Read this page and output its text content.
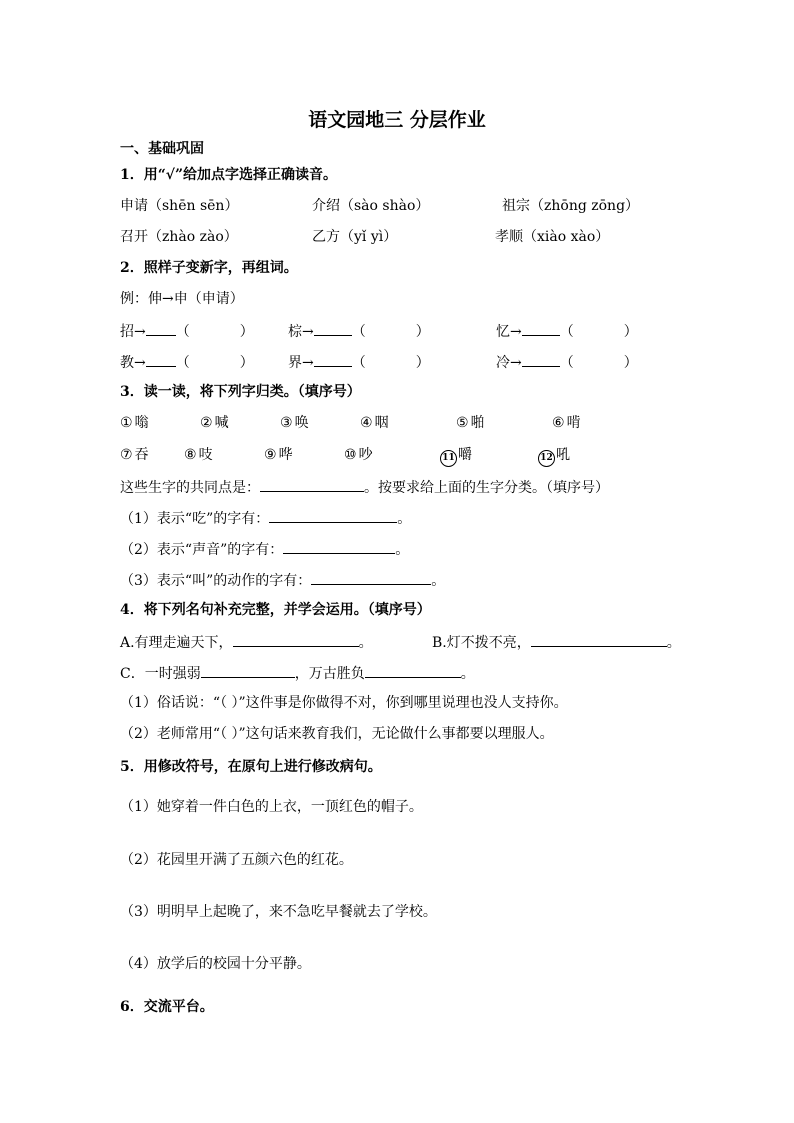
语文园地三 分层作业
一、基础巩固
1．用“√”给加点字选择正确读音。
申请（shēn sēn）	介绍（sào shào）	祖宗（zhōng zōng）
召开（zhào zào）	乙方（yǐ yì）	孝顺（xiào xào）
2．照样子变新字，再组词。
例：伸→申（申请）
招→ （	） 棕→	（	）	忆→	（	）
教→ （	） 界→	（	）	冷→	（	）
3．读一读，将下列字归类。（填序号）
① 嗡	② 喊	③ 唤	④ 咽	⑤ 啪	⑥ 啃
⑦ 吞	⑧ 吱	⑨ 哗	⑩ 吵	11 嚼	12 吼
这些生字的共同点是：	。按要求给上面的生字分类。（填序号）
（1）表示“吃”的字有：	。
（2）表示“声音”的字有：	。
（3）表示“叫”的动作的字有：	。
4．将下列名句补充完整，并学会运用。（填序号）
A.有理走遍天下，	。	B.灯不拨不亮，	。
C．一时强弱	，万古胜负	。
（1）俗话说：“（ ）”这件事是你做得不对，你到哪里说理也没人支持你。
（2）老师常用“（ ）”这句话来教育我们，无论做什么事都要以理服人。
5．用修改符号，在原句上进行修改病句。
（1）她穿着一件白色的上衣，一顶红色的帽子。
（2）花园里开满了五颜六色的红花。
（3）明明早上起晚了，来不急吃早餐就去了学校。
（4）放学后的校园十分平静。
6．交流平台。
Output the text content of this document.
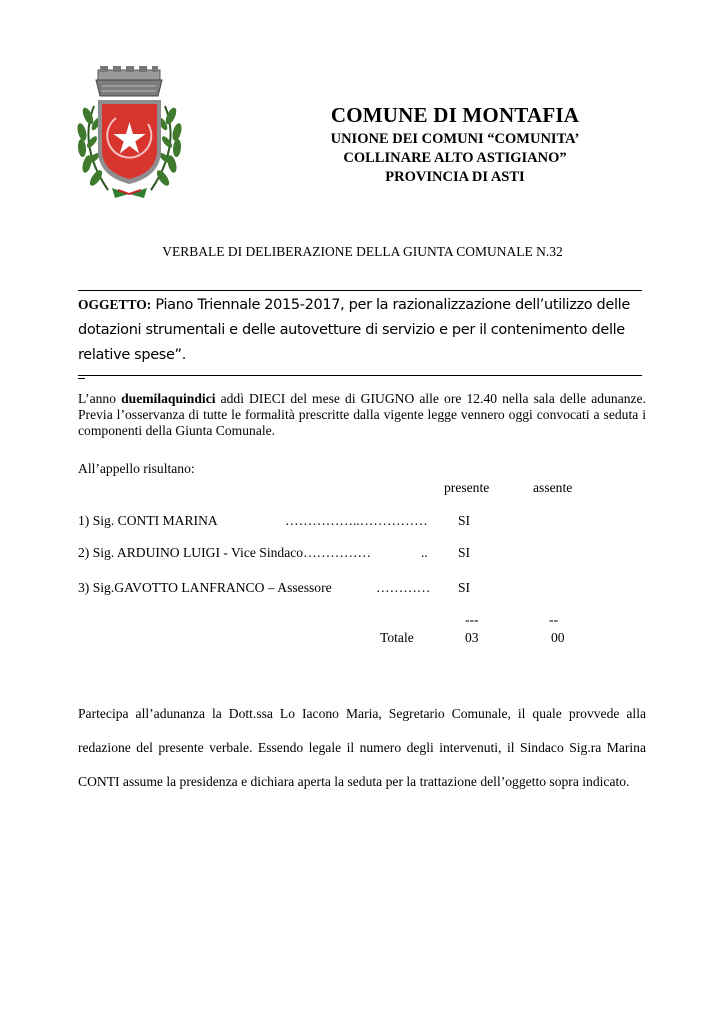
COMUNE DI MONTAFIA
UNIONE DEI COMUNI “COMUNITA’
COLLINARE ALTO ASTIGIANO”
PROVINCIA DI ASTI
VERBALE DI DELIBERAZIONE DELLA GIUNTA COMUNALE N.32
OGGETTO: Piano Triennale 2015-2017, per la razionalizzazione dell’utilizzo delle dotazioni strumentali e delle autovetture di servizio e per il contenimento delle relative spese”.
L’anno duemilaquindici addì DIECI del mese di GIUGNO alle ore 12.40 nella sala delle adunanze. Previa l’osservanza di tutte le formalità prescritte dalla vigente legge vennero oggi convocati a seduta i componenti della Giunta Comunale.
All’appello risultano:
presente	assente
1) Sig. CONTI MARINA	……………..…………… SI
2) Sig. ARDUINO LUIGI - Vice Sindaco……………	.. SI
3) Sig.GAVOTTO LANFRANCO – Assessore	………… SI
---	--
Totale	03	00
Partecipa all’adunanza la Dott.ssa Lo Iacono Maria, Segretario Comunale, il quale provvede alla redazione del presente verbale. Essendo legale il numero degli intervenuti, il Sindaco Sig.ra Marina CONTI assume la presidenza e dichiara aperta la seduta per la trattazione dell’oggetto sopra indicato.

--

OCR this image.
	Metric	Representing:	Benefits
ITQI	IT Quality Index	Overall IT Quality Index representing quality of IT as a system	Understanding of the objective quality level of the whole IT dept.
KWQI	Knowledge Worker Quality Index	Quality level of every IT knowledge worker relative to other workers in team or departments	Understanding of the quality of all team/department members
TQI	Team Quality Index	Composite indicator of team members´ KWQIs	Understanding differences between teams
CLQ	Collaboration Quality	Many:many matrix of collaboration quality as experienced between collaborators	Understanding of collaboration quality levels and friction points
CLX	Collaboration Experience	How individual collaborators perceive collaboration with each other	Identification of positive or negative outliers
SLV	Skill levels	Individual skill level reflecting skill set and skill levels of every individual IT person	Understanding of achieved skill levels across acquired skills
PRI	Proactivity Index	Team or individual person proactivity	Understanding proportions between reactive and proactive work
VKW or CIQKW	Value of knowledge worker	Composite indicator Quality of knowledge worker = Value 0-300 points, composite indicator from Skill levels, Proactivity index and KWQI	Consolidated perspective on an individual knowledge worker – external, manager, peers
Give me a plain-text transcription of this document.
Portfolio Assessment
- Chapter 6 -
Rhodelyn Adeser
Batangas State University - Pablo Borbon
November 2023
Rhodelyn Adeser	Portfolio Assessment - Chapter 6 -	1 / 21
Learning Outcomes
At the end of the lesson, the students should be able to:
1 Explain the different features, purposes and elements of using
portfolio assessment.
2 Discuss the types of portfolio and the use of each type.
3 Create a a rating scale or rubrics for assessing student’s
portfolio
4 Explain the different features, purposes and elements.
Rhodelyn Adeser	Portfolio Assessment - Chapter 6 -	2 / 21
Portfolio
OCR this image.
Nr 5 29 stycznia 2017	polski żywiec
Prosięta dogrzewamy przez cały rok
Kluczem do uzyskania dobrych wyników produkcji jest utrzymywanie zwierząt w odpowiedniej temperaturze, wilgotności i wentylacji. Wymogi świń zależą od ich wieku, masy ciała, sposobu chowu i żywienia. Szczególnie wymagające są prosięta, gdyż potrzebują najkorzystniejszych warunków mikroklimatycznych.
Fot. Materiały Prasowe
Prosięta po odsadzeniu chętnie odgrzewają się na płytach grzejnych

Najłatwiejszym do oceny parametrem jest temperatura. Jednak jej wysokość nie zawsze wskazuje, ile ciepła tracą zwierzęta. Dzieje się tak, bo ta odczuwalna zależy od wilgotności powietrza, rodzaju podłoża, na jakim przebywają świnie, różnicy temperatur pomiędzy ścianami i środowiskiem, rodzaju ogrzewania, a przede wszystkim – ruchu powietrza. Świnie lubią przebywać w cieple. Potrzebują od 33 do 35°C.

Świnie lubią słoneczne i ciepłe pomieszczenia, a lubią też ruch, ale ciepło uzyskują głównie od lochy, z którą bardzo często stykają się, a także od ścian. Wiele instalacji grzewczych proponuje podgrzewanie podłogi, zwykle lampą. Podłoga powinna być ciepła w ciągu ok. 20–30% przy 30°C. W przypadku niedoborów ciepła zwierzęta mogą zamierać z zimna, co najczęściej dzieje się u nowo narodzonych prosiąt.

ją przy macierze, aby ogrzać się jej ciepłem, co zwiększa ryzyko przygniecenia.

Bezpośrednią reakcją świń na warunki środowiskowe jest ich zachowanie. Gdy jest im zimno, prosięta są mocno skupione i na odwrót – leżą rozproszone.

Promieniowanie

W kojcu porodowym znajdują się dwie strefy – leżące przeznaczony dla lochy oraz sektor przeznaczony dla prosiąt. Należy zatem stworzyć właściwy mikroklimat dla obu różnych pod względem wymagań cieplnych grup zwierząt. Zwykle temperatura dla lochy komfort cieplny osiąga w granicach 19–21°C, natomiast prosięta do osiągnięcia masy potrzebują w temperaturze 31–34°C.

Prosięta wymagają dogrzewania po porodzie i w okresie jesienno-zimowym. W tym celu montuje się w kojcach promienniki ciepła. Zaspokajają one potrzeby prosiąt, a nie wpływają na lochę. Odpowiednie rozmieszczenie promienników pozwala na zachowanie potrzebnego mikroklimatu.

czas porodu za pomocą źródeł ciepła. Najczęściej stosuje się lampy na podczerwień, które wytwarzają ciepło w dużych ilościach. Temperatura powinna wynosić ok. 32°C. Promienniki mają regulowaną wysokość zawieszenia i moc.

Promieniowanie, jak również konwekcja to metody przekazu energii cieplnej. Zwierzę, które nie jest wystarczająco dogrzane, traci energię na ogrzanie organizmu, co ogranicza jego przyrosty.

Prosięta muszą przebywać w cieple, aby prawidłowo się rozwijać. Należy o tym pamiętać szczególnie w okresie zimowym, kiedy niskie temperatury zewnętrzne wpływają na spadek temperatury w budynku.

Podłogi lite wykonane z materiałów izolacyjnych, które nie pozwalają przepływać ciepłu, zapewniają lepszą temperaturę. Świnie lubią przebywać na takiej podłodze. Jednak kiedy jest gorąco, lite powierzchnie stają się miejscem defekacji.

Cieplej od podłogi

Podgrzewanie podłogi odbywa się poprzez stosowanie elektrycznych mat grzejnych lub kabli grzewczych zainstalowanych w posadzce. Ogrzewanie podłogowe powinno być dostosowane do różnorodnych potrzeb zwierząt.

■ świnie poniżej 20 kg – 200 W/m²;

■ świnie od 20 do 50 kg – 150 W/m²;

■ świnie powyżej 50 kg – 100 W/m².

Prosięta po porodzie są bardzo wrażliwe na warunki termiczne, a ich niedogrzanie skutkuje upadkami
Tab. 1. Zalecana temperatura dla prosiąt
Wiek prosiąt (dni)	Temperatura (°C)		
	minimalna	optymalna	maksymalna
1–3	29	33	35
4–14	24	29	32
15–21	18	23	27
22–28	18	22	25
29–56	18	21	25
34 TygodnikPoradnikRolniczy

--

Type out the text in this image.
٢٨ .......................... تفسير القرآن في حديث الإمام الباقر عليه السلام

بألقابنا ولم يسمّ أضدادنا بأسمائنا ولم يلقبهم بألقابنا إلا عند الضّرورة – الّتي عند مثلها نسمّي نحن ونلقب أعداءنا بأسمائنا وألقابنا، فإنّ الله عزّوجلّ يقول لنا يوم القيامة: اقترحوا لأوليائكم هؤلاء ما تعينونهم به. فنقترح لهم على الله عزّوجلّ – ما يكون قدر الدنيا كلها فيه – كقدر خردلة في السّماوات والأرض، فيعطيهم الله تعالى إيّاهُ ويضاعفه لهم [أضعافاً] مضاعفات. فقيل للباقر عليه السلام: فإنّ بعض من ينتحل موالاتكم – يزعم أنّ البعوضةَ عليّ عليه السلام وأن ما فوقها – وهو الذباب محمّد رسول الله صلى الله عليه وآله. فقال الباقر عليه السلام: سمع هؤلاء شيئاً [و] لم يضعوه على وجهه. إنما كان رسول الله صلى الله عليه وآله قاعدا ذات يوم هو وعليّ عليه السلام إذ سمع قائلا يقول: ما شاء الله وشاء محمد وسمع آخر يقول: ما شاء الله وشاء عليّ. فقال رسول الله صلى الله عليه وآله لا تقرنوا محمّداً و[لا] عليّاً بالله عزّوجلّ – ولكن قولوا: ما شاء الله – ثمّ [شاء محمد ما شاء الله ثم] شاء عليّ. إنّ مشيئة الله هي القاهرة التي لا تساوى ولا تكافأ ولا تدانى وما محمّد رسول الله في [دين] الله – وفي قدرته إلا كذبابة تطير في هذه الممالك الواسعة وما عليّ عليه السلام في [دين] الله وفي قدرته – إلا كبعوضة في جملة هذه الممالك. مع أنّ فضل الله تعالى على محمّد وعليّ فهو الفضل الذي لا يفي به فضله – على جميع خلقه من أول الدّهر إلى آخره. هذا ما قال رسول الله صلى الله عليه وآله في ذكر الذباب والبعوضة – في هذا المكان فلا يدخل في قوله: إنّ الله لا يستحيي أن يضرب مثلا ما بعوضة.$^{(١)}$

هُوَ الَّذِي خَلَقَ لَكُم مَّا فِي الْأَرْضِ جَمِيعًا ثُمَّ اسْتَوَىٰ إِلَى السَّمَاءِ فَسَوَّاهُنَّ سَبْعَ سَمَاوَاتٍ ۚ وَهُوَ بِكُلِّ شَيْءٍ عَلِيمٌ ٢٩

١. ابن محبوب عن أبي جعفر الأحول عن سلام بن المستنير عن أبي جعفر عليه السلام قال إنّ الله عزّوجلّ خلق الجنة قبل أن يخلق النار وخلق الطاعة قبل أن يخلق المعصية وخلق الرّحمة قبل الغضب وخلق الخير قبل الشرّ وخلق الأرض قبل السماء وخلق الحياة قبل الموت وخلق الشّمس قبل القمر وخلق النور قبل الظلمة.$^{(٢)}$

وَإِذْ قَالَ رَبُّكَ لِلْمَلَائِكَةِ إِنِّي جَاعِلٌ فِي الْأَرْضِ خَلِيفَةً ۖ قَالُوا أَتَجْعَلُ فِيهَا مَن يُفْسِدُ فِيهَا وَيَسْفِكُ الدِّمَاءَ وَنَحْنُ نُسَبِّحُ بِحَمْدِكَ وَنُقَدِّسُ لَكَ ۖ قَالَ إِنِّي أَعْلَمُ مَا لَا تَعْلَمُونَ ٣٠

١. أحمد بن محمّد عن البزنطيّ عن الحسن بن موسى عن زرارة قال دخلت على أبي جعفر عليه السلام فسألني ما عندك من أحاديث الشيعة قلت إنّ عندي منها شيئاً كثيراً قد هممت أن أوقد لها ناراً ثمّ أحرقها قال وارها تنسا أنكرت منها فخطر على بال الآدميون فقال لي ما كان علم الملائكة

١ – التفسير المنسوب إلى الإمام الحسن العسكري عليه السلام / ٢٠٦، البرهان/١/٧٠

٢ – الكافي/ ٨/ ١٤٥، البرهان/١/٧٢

# [Task objective]
Pull every line containing the word "grzejnych" out of the entries above.

# [Reply]
Prosięta po odsadzeniu chętnie odgrzewają się na płytach grzejnych
Podgrzewanie podłogi odbywa się poprzez stosowanie elektrycznych mat grzejnych lub kabli grzewczych zainstalowanych w posadzce. Ogrzewanie podłogowe powinno być dostosowane do różnorodnych potrzeb zwierząt.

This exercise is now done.